**EXTRAIT**
--------------------------------

Cahier 1925-1937 (I)

C’est le 10 mai 1925 que je fis mes débuts dans l’industrie. Jusqu’ici, les divers stages que j’avais faits m’avaient fait connaître des usines, mais le travail que j’y avais fait n’était que travail d’amateur. Cette fois, il allait falloir « gagner ma vie », mieux, il me faudrait sous peu être capable d’installer un foyer et de le faire vivre1. C’est dire que le temps de l’observation était passé, celui de l’action était venu.

Mon enthousiasme à commencer ma vie laborieuse ne fut pas refroidi par l’aspect du cadre dans laquelle [sic] elle allait devoir se dérouler, et pourtant il était difficile de tomber plus mal. Il est vrai que j’avais déjà vu des cités industrielles, heureusement ! C’est à Paris, au Siège Social de la Société Chimique des Usines du Rhône (S.C.U.R.) que j’avais signé mon contrat avec cette maison ; Lyon n’était inconnu et Saint-Fons2, où se trouvaient les usines, bien davantage.

--------------------------------

**DONNÉES**
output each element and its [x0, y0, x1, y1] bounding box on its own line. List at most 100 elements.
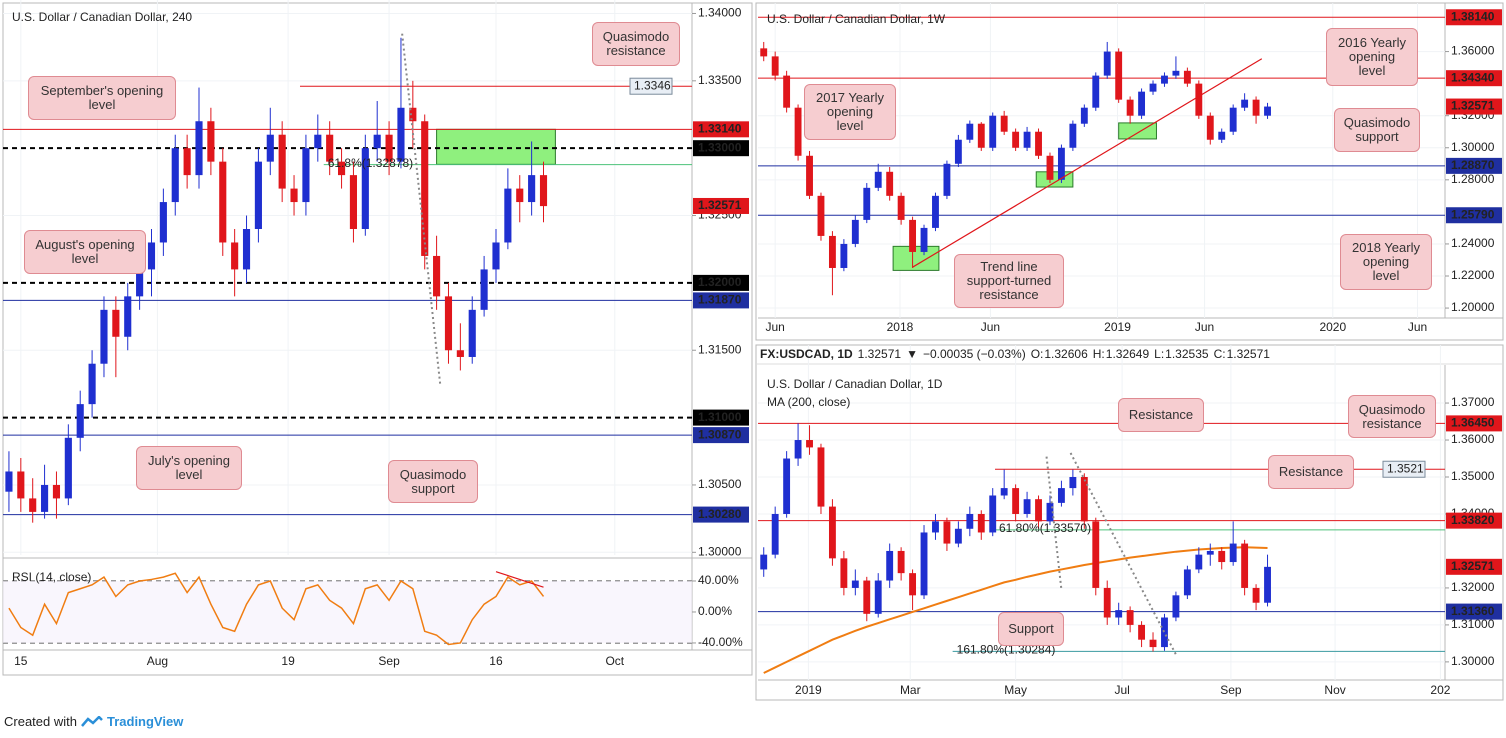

--------------------------------

**VOS CONSIGNES**
(1) Recopiez à l'identique le passage de l'extrait qui va de « Cahier 1925-1937 (I) » à « l’action était venu. ».
(2) Poursuivez le récit des débuts dans l'industrie à partir de sa dernière phrase.

**RÉPONSES ATTENDUES**
(1)
Cahier 1925-1937 (I)

C’est le 10 mai 1925 que je fis mes débuts dans l’industrie. Jusqu’ici, les divers stages que j’avais faits m’avaient fait connaître des usines, mais le travail que j’y avais fait n’était que travail d’amateur. Cette fois, il allait falloir « gagner ma vie », mieux, il me faudrait sous peu être capable d’installer un foyer et de le faire vivre1. C’est dire que le temps de l’observation était passé, celui de l’action était venu.

(2)
Je ne dirai pas grand-chose de Lyon qui, évidemment, surtout pour le voyageur est une ville assez laide. Pour en éprouver le charme – qui est réel – il faut la bien connaître, l’avoir observée aux différentes saisons, être convaincu par l’expérience que son fameux brouillard n’est qu’une mauvaise légende, car s’il est vrai que souvent il recouvre la ville, il n’est ni plus fréquent, ni plus dense que dans toute autre région de France, ou dans toute autre ville bâtie sur un grand fleuve, et somme toute, ne gêne guère que les noctambules. Lyon est remarquable surtout par les Lyonnais qui ont leurs défauts, mais aussi leurs qualités, celles-ci faisant souvent oublier ceux-là. J’aurai l’occasion d’en parler quand j’arriverai à la période qui devait me les faire mieux connaître et souvent apprécier.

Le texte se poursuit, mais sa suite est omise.